EXERCISE: Gather all lines from the material that contain "должно".

----- TASK MATERIAL -----

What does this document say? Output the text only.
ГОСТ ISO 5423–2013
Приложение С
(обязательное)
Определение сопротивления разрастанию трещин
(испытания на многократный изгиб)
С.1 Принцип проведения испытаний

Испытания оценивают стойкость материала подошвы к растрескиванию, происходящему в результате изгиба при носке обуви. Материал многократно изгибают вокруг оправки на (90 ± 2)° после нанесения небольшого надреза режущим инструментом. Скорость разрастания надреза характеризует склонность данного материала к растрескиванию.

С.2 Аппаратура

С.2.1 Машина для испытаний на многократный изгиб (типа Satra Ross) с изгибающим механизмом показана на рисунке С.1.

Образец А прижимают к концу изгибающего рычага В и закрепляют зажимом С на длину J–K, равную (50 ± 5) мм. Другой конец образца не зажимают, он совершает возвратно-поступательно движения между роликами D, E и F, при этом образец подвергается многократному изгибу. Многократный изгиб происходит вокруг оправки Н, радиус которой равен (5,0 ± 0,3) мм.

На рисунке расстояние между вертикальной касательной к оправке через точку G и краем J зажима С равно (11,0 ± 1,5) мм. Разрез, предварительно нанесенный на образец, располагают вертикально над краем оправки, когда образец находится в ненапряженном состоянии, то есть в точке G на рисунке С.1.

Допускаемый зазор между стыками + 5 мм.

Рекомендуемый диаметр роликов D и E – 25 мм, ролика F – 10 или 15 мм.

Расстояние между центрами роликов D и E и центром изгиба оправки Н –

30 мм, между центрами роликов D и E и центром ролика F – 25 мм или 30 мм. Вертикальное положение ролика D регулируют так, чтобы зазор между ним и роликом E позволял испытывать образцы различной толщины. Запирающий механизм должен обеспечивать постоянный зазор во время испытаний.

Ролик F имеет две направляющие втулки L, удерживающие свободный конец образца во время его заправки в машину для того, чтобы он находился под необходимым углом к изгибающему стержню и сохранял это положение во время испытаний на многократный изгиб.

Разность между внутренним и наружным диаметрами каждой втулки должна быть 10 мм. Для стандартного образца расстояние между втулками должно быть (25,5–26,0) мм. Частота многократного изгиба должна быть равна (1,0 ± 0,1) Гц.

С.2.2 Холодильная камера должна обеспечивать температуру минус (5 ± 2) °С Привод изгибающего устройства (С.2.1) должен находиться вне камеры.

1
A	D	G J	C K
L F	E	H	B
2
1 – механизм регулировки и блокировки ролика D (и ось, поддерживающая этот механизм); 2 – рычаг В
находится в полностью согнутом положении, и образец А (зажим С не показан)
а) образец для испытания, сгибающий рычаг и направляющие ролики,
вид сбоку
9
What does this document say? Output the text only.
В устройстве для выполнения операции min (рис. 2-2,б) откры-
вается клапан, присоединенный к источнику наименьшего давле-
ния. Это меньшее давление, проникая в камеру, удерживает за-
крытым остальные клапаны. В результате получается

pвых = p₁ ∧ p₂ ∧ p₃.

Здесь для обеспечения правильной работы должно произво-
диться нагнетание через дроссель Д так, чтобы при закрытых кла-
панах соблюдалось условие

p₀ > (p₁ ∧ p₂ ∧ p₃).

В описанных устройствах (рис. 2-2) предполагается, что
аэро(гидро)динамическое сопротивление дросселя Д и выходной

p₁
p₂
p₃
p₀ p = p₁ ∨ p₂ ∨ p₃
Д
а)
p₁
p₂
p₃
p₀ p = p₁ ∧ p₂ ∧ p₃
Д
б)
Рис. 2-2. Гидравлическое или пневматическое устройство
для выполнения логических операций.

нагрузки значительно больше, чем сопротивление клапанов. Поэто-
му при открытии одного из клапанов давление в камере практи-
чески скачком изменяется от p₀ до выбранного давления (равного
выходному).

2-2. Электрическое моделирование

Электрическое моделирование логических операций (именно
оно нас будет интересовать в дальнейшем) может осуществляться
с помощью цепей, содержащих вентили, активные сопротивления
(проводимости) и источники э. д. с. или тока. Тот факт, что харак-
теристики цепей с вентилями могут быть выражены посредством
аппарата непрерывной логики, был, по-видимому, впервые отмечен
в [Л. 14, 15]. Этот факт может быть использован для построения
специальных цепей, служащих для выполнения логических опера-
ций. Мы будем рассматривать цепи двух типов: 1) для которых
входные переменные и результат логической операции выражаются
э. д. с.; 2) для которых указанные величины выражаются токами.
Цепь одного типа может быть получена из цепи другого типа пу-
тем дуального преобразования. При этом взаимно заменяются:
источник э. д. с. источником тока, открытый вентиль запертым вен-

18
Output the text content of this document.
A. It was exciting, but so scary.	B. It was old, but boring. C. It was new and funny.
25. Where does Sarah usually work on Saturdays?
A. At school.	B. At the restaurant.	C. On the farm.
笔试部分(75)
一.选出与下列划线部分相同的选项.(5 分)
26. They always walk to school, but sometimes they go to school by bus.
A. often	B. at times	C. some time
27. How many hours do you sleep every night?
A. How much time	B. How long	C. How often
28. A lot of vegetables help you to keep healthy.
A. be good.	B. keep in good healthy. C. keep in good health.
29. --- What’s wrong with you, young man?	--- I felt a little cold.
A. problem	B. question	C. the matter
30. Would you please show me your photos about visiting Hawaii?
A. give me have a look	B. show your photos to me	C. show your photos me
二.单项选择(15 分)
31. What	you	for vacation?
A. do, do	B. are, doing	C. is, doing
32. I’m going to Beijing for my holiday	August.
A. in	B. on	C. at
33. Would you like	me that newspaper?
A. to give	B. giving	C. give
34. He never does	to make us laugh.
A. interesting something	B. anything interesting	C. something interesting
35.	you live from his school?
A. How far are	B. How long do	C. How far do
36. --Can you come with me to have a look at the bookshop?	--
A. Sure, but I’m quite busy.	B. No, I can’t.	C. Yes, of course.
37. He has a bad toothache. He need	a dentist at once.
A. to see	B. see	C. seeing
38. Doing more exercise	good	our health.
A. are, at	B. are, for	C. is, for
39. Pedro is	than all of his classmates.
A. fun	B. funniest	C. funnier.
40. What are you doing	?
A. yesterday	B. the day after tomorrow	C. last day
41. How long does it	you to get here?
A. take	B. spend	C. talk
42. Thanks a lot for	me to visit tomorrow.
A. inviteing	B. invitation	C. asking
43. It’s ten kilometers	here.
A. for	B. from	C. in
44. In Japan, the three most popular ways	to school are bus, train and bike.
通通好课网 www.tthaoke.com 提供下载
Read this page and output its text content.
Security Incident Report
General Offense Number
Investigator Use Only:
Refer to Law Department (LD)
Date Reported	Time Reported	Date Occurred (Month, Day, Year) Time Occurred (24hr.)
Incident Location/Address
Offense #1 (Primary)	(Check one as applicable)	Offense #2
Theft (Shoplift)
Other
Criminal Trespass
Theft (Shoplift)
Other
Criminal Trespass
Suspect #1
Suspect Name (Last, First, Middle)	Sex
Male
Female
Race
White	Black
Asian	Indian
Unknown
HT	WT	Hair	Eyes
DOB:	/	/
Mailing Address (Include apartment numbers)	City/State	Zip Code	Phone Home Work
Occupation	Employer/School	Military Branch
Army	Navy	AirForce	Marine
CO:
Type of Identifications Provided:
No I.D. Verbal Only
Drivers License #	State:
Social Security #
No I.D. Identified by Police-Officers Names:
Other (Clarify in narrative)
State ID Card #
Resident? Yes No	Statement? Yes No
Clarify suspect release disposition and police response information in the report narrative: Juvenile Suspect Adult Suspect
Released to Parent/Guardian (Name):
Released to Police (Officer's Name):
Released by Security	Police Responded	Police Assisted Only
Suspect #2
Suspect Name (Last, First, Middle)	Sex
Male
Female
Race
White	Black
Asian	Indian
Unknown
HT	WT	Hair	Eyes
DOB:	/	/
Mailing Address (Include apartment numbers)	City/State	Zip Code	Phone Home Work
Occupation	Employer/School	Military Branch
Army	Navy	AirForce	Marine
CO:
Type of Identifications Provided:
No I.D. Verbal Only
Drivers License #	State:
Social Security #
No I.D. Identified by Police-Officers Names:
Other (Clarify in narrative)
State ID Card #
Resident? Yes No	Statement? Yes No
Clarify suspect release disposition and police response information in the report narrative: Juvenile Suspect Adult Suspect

-----

SOLUTION:
Разность между внутренним и наружным диаметрами каждой втулки должна быть 10 мм. Для стандартного образца расстояние между втулками должно быть (25,5–26,0) мм. Частота многократного изгиба должна быть равна (1,0 ± 0,1) Гц.
Здесь для обеспечения правильной работы должно произво-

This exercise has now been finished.